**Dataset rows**
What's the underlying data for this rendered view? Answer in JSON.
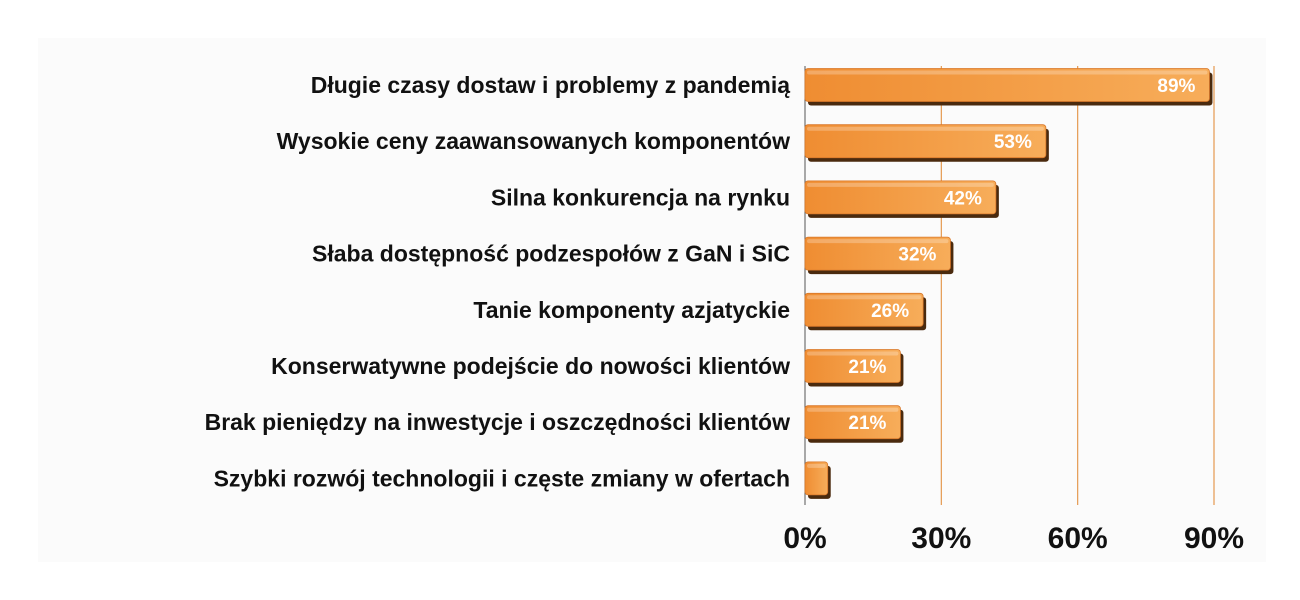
{
  "chart_data": {
    "type": "bar",
    "orientation": "horizontal",
    "categories": [
      "Długie czasy dostaw i problemy z pandemią",
      "Wysokie ceny zaawansowanych komponentów",
      "Silna konkurencja na rynku",
      "Słaba dostępność podzespołów z GaN i SiC",
      "Tanie komponenty azjatyckie",
      "Konserwatywne podejście do nowości klientów",
      "Brak pieniędzy na inwestycje i oszczędności klientów",
      "Szybki rozwój technologii i częste zmiany w ofertach"
    ],
    "values": [
      89,
      53,
      42,
      32,
      26,
      21,
      21,
      5
    ],
    "value_labels": [
      "89%",
      "53%",
      "42%",
      "32%",
      "26%",
      "21%",
      "21%",
      ""
    ],
    "xlim": [
      0,
      90
    ],
    "xticks": [
      0,
      30,
      60,
      90
    ],
    "xtick_labels": [
      "0%",
      "30%",
      "60%",
      "90%"
    ],
    "grid": true,
    "legend": "none",
    "colors": {
      "bar_light": "#f7ad5a",
      "bar_dark": "#ef8d32",
      "bar_shadow": "#4a2a0e",
      "gridline": "#e59a50"
    }
  }
}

**WHAT NEEDS TO BE DONE**
Determine the number of lines in the data that contain "klientów" as a word or string, and state only that number.

**RESPONSE TO THIS EXERCISE**
2